═════ Stored rows ═════
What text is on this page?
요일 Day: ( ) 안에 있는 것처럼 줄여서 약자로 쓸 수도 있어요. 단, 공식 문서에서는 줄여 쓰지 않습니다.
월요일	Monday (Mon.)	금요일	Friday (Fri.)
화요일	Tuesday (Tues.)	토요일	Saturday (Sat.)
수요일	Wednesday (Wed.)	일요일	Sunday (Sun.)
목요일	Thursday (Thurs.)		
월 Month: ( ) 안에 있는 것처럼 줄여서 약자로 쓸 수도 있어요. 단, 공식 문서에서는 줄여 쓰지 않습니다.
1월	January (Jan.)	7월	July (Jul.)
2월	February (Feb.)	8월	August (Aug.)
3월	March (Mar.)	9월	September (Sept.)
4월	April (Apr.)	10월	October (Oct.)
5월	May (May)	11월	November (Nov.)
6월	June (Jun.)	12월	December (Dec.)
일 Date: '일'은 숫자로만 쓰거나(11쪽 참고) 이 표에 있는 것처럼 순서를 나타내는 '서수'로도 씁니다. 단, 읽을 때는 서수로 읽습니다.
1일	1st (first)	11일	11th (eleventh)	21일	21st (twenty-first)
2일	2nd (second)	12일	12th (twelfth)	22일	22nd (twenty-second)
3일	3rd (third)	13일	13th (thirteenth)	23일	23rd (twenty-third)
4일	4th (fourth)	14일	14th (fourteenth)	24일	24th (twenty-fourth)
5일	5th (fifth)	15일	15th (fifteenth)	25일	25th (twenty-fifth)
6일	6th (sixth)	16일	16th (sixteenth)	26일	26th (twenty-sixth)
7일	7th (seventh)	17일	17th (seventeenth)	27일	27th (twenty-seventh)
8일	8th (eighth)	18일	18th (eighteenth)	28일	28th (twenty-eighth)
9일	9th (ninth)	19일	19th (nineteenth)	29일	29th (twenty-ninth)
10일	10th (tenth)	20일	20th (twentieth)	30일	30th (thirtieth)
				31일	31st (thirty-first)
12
═════
**What you will do**
Write the entire listing out again, word for word.

**Finished task**
What text is on this page?
요일 Day: ( ) 안에 있는 것처럼 줄여서 약자로 쓸 수도 있어요. 단, 공식 문서에서는 줄여 쓰지 않습니다.
월요일	Monday (Mon.)	금요일	Friday (Fri.)
화요일	Tuesday (Tues.)	토요일	Saturday (Sat.)
수요일	Wednesday (Wed.)	일요일	Sunday (Sun.)
목요일	Thursday (Thurs.)		
월 Month: ( ) 안에 있는 것처럼 줄여서 약자로 쓸 수도 있어요. 단, 공식 문서에서는 줄여 쓰지 않습니다.
1월	January (Jan.)	7월	July (Jul.)
2월	February (Feb.)	8월	August (Aug.)
3월	March (Mar.)	9월	September (Sept.)
4월	April (Apr.)	10월	October (Oct.)
5월	May (May)	11월	November (Nov.)
6월	June (Jun.)	12월	December (Dec.)
일 Date: '일'은 숫자로만 쓰거나(11쪽 참고) 이 표에 있는 것처럼 순서를 나타내는 '서수'로도 씁니다. 단, 읽을 때는 서수로 읽습니다.
1일	1st (first)	11일	11th (eleventh)	21일	21st (twenty-first)
2일	2nd (second)	12일	12th (twelfth)	22일	22nd (twenty-second)
3일	3rd (third)	13일	13th (thirteenth)	23일	23rd (twenty-third)
4일	4th (fourth)	14일	14th (fourteenth)	24일	24th (twenty-fourth)
5일	5th (fifth)	15일	15th (fifteenth)	25일	25th (twenty-fifth)
6일	6th (sixth)	16일	16th (sixteenth)	26일	26th (twenty-sixth)
7일	7th (seventh)	17일	17th (seventeenth)	27일	27th (twenty-seventh)
8일	8th (eighth)	18일	18th (eighteenth)	28일	28th (twenty-eighth)
9일	9th (ninth)	19일	19th (nineteenth)	29일	29th (twenty-ninth)
10일	10th (tenth)	20일	20th (twentieth)	30일	30th (thirtieth)
				31일	31st (thirty-first)
12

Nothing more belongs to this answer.